(Data items)
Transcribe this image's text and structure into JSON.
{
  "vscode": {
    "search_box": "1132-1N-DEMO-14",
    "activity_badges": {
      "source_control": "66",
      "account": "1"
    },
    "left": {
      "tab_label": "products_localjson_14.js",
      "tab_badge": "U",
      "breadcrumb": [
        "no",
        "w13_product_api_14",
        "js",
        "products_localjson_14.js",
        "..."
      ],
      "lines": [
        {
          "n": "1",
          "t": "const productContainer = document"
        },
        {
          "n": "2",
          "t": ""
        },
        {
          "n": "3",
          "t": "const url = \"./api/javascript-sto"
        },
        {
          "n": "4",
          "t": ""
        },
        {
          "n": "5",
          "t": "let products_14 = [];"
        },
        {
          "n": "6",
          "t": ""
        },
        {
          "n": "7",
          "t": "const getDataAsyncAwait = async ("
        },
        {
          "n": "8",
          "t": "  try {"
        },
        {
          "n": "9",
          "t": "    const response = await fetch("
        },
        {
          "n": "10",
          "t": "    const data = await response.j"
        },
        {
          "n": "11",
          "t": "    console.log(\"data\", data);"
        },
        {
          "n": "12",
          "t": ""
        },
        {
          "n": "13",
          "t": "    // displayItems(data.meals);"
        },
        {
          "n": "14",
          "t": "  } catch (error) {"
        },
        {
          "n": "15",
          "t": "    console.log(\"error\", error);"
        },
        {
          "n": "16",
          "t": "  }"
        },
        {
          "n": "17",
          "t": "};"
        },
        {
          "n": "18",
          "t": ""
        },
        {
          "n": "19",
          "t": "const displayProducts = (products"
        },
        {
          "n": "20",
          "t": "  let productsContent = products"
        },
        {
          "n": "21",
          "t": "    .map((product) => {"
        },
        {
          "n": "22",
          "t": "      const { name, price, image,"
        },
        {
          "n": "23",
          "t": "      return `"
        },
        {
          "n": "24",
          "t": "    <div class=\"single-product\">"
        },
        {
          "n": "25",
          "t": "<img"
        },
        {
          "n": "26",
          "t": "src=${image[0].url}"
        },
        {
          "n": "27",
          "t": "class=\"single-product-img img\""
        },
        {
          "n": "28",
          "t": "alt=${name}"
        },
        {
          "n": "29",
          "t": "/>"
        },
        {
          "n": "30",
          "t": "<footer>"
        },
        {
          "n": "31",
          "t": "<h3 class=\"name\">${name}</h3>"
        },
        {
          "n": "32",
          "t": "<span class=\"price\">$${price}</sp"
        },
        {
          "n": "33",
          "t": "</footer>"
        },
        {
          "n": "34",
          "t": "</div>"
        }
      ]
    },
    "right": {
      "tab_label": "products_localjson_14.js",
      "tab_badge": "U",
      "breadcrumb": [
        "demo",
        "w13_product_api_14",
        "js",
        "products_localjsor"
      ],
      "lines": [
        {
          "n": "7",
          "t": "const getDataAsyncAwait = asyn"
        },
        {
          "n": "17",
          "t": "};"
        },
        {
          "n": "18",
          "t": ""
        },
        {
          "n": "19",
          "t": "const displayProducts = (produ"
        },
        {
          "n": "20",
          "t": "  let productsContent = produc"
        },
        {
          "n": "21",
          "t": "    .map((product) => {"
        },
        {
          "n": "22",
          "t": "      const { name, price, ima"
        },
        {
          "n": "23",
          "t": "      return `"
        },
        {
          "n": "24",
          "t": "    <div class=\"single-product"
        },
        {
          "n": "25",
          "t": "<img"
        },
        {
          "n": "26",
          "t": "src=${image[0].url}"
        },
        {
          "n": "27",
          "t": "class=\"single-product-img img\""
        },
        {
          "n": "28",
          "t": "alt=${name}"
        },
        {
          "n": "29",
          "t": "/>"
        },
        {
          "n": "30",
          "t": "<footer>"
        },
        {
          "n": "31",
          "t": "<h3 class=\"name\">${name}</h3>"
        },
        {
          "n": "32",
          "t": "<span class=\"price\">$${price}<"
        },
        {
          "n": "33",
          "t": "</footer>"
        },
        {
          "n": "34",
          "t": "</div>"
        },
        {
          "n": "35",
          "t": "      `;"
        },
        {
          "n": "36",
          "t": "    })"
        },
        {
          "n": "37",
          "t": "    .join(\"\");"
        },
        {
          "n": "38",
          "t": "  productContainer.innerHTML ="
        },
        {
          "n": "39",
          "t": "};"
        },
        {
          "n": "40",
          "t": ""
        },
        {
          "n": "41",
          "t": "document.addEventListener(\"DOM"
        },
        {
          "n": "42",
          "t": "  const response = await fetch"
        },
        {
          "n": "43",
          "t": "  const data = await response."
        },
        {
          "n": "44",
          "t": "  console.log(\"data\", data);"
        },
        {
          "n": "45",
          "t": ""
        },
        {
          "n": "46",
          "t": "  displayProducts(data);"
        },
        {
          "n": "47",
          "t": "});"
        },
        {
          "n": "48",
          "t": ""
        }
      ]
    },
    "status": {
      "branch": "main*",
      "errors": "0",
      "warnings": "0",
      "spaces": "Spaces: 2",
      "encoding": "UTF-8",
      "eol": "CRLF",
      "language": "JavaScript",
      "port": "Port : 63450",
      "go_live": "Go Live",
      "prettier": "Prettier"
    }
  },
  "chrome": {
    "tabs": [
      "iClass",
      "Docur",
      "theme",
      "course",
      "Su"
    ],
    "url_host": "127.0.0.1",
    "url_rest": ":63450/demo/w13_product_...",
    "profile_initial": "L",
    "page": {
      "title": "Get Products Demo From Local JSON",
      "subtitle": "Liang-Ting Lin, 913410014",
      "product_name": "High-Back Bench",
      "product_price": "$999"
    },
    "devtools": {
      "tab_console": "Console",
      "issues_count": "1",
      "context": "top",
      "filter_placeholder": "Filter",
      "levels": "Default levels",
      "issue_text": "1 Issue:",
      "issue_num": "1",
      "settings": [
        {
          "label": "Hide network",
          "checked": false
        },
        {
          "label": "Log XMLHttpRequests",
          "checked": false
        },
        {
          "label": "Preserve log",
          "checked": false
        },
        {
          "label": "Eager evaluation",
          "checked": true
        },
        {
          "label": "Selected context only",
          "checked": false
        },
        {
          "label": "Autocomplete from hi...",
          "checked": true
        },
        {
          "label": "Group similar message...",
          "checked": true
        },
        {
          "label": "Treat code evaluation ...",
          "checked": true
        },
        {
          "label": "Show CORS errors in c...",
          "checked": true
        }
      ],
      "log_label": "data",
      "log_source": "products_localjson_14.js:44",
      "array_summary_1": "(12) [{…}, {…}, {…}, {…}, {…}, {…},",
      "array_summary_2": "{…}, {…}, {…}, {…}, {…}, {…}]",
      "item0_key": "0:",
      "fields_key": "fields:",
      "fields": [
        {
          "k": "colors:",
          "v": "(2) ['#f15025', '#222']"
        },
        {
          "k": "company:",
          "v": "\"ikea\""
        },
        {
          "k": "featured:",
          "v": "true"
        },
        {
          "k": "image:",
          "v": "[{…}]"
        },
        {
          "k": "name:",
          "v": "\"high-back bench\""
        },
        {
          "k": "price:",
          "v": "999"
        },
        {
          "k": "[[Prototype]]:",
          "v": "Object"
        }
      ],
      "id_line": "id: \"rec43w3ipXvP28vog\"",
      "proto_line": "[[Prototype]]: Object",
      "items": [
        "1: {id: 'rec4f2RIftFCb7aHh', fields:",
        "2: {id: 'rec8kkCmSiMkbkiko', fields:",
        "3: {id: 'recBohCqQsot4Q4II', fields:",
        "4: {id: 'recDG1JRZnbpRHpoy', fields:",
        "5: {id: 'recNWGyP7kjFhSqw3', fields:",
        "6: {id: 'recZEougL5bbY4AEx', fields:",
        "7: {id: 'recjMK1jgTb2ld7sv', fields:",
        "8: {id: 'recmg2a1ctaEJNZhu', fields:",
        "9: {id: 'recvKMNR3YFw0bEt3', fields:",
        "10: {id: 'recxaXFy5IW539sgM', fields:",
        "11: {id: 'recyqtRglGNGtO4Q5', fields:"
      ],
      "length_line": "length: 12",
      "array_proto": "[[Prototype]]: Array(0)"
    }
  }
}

WHAT YOU WILL DO - Search the records for the word "productsContent" and copy every line where it occurs.

EXPECTED ANSWER -
          "t": "  let productsContent = products"
          "t": "  let productsContent = produc"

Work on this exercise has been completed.